• BRIEF:
Locate each line containing the string "ended" and copy it out.

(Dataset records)
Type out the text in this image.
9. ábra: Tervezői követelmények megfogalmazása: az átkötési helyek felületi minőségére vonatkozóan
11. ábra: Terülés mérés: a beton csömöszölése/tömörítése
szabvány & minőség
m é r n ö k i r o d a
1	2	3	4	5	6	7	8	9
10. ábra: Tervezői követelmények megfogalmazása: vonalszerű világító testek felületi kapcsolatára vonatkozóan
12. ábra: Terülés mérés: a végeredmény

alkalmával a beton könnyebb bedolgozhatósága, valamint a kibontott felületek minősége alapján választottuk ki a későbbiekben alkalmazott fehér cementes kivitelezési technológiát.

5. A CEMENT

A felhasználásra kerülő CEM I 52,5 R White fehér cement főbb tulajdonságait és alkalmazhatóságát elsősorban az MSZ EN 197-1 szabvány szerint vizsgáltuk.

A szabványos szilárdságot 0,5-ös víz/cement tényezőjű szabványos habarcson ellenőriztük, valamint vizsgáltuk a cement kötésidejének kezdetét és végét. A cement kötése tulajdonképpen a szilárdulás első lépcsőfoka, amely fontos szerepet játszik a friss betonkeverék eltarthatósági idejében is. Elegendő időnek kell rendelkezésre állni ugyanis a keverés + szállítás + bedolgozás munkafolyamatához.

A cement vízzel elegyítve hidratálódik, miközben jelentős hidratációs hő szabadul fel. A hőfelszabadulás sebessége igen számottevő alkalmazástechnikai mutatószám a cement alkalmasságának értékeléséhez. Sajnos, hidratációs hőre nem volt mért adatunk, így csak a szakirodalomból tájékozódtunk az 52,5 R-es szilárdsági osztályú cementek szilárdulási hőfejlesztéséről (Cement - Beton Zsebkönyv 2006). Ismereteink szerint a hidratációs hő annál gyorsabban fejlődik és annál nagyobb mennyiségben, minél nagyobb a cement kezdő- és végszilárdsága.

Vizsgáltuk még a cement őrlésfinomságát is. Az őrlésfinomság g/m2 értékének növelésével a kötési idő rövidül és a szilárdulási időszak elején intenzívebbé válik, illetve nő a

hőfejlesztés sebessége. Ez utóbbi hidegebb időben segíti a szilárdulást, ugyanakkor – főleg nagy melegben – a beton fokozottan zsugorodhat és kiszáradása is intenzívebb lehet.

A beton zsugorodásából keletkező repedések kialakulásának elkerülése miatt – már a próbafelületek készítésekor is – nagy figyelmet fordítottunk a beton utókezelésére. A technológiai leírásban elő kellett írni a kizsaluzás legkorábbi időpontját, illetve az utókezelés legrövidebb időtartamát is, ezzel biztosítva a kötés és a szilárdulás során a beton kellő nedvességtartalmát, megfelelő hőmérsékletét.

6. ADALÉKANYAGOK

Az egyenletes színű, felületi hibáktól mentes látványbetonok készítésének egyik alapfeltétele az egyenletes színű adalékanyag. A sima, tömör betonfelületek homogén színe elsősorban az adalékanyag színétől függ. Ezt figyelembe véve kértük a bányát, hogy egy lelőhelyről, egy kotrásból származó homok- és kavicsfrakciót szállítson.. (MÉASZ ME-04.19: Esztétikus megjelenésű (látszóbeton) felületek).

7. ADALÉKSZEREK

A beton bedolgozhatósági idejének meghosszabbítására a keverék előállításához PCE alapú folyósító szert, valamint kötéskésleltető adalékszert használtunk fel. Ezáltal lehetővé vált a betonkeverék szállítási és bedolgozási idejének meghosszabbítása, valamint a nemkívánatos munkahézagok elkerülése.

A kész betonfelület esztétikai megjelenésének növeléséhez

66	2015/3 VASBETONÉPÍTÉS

--

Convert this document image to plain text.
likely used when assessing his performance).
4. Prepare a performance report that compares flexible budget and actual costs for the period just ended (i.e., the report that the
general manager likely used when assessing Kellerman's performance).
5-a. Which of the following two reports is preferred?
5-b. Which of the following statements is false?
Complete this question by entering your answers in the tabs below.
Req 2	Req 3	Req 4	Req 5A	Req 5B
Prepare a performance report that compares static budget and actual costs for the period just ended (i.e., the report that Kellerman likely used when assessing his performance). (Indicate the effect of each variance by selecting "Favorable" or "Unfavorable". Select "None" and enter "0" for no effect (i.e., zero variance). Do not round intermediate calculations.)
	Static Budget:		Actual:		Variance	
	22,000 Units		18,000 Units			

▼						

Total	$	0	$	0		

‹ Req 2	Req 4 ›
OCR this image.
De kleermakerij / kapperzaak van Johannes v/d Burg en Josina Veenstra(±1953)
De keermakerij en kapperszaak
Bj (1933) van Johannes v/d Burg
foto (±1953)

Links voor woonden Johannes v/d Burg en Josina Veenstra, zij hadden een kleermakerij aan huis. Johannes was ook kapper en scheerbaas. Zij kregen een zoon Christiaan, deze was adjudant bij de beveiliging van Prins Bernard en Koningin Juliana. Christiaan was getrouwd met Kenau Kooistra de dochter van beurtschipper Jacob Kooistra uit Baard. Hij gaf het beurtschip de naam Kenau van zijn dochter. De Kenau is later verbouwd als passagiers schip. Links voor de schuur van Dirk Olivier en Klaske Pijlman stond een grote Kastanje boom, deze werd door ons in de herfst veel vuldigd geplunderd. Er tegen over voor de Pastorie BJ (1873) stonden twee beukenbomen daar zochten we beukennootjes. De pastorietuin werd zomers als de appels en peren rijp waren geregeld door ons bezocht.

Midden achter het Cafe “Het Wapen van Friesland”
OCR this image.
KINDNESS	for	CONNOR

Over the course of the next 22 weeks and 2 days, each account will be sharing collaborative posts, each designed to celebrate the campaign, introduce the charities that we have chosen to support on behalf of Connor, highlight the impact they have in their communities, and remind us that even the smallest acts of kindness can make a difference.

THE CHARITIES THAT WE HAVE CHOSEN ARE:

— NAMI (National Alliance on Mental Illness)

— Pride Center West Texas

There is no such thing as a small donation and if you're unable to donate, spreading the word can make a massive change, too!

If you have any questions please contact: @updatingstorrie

...

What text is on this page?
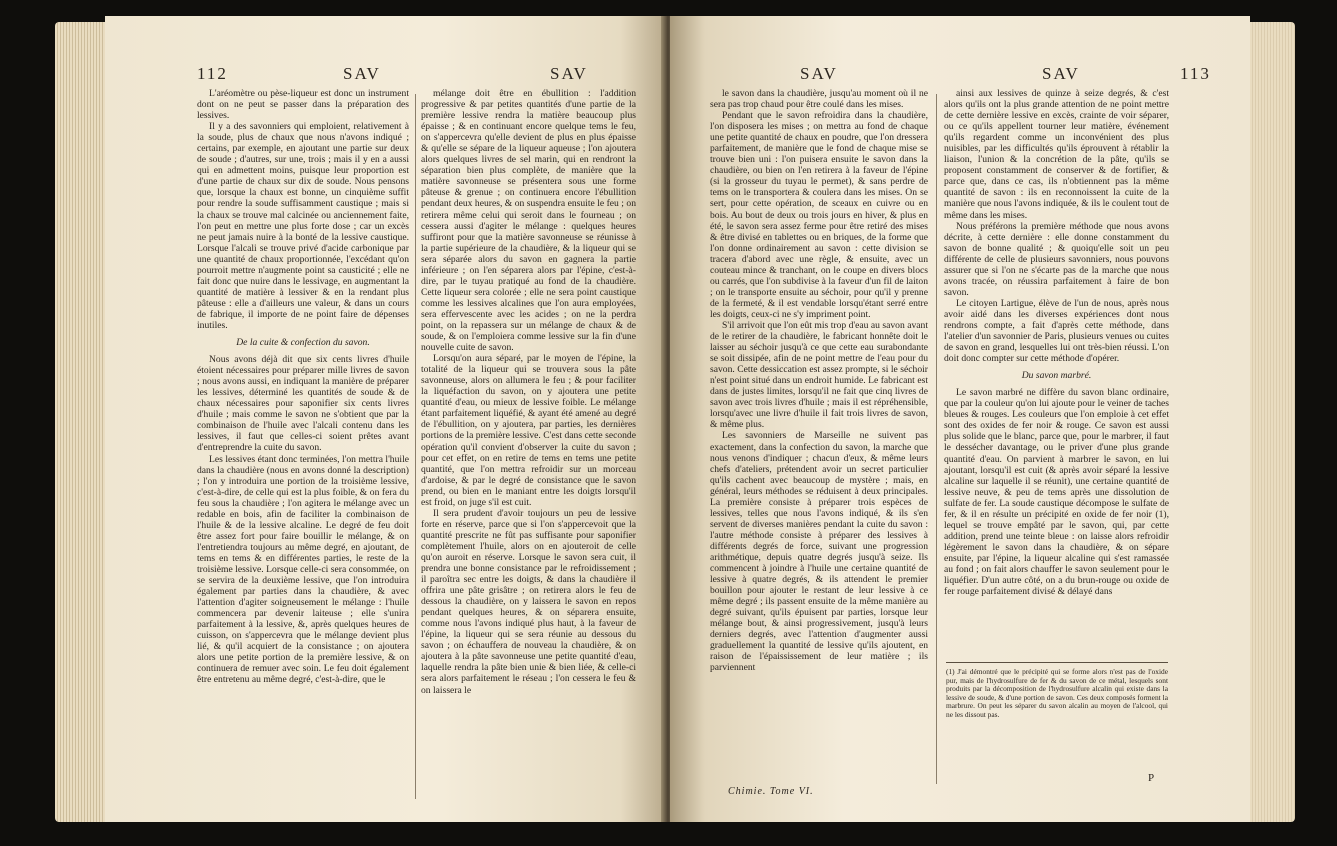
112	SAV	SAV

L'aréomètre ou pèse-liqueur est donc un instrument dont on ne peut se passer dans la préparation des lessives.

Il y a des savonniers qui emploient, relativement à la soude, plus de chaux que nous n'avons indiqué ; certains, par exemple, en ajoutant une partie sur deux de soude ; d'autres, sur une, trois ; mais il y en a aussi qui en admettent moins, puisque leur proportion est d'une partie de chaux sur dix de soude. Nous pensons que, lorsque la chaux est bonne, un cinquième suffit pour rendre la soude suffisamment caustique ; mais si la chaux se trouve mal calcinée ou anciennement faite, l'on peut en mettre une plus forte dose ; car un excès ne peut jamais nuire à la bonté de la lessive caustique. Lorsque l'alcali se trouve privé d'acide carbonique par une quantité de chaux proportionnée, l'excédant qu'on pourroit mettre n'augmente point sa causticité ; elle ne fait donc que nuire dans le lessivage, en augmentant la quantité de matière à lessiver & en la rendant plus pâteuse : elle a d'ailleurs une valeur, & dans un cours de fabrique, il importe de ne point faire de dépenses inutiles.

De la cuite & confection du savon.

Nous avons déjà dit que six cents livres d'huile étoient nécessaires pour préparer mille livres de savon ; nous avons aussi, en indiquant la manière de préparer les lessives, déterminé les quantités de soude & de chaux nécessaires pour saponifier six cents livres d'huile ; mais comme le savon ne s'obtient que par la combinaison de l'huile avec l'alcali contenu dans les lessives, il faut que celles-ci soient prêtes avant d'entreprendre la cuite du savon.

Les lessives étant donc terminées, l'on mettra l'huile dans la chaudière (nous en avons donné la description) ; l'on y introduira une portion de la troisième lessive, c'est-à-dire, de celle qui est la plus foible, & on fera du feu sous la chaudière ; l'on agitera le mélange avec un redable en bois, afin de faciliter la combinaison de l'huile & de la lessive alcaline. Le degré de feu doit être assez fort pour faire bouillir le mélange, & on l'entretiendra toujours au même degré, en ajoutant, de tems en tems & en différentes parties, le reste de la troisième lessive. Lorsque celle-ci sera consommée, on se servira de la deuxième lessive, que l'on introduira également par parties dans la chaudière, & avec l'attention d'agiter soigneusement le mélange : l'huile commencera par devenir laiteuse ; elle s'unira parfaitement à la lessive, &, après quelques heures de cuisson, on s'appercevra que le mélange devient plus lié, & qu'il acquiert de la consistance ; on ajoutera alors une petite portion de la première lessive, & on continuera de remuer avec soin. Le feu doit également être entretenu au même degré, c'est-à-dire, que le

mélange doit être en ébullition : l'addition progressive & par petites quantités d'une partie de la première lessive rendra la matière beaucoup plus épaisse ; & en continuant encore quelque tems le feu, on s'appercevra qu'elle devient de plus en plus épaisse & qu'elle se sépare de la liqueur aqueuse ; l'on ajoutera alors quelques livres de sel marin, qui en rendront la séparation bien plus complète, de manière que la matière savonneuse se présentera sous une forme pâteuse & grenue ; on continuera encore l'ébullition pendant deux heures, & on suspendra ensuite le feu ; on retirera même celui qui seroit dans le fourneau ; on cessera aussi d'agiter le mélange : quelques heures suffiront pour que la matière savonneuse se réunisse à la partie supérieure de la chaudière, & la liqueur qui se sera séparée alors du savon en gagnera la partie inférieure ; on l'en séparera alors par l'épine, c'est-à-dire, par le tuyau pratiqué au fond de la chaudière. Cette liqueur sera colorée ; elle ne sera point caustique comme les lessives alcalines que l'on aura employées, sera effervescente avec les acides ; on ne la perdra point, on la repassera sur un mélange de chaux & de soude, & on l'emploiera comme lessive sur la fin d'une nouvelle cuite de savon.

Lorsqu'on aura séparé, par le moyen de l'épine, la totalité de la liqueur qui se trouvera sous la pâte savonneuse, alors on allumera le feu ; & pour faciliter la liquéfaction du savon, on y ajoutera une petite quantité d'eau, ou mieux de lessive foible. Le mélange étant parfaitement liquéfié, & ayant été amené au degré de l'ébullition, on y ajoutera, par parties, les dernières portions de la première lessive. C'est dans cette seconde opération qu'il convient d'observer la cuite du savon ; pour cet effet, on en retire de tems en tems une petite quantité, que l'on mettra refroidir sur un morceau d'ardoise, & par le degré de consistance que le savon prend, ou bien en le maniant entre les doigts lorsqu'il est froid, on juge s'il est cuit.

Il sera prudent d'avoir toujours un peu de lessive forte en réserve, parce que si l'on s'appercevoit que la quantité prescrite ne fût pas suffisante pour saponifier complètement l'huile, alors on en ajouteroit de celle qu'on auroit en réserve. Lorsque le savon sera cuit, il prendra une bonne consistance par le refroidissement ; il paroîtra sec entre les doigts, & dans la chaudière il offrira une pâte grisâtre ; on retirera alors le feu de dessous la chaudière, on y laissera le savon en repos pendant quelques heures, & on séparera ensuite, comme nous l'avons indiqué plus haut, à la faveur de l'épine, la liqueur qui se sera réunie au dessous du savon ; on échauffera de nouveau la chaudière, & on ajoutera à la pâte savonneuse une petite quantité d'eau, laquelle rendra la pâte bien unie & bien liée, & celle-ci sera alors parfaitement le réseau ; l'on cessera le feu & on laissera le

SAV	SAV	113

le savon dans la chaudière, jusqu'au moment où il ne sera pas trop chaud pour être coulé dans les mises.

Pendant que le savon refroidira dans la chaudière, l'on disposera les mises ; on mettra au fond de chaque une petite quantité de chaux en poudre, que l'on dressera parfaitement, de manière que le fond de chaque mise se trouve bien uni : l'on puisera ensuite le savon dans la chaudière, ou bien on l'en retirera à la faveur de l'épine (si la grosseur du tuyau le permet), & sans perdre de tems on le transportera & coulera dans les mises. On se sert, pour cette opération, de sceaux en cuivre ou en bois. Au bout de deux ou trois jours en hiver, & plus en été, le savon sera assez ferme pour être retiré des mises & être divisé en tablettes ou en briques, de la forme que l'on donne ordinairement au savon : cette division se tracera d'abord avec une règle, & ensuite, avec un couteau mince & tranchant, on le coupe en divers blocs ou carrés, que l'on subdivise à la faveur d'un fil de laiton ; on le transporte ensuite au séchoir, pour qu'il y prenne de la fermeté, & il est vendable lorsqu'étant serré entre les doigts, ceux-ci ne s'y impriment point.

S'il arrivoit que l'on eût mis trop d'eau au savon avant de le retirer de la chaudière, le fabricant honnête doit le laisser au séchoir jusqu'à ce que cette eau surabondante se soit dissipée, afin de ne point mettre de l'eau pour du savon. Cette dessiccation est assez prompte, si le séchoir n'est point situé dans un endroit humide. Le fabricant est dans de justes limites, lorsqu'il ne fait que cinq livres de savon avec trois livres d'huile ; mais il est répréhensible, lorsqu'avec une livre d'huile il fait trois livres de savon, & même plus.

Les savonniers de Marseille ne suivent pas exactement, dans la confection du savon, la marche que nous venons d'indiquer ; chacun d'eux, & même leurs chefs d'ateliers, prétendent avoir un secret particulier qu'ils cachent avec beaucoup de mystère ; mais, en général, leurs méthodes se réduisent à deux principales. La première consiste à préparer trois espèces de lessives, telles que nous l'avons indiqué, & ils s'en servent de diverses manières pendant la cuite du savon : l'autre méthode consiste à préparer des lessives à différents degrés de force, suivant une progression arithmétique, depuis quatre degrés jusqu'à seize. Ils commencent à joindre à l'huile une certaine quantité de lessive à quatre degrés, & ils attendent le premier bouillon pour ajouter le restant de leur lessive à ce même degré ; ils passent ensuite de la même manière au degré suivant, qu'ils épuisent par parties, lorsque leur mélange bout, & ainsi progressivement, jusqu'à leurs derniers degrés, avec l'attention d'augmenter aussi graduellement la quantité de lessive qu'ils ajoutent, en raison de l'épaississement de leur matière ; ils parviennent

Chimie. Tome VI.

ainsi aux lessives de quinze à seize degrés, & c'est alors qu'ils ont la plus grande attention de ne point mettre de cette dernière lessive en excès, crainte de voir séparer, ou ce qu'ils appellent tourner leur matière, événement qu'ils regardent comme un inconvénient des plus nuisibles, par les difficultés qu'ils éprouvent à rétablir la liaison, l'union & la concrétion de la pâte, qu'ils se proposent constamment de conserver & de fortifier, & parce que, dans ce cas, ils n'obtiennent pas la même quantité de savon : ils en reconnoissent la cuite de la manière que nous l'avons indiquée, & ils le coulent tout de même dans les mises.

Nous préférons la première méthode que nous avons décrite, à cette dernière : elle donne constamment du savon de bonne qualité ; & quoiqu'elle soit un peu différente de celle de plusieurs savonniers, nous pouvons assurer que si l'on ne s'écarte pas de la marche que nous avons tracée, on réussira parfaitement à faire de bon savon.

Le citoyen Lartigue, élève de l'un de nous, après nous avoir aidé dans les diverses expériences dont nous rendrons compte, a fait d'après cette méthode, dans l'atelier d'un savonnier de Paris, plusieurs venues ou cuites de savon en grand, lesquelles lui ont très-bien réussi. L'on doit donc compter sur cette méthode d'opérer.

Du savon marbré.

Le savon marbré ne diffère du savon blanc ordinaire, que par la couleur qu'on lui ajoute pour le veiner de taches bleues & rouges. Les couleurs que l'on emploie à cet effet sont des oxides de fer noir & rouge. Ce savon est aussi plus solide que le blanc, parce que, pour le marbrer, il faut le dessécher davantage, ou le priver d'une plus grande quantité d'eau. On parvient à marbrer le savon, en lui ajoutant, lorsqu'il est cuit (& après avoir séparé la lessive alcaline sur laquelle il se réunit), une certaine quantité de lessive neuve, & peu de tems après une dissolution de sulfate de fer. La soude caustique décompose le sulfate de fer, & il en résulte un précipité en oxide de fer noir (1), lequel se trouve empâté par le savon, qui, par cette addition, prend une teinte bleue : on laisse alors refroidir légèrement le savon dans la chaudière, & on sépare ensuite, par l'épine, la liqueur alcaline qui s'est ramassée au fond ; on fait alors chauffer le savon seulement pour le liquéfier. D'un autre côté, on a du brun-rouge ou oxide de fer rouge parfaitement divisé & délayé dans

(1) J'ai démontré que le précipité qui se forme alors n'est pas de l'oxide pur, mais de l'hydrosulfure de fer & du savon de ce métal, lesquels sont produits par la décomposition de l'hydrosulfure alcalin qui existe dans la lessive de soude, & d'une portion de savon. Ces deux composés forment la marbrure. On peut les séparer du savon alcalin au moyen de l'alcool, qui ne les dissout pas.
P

• WORKED SOLUTION:
4. Prepare a performance report that compares flexible budget and actual costs for the period just ended (i.e., the report that the
Prepare a performance report that compares static budget and actual costs for the period just ended (i.e., the report that Kellerman likely used when assessing his performance). (Indicate the effect of each variance by selecting "Favorable" or "Unfavorable". Select "None" and enter "0" for no effect (i.e., zero variance). Do not round intermediate calculations.)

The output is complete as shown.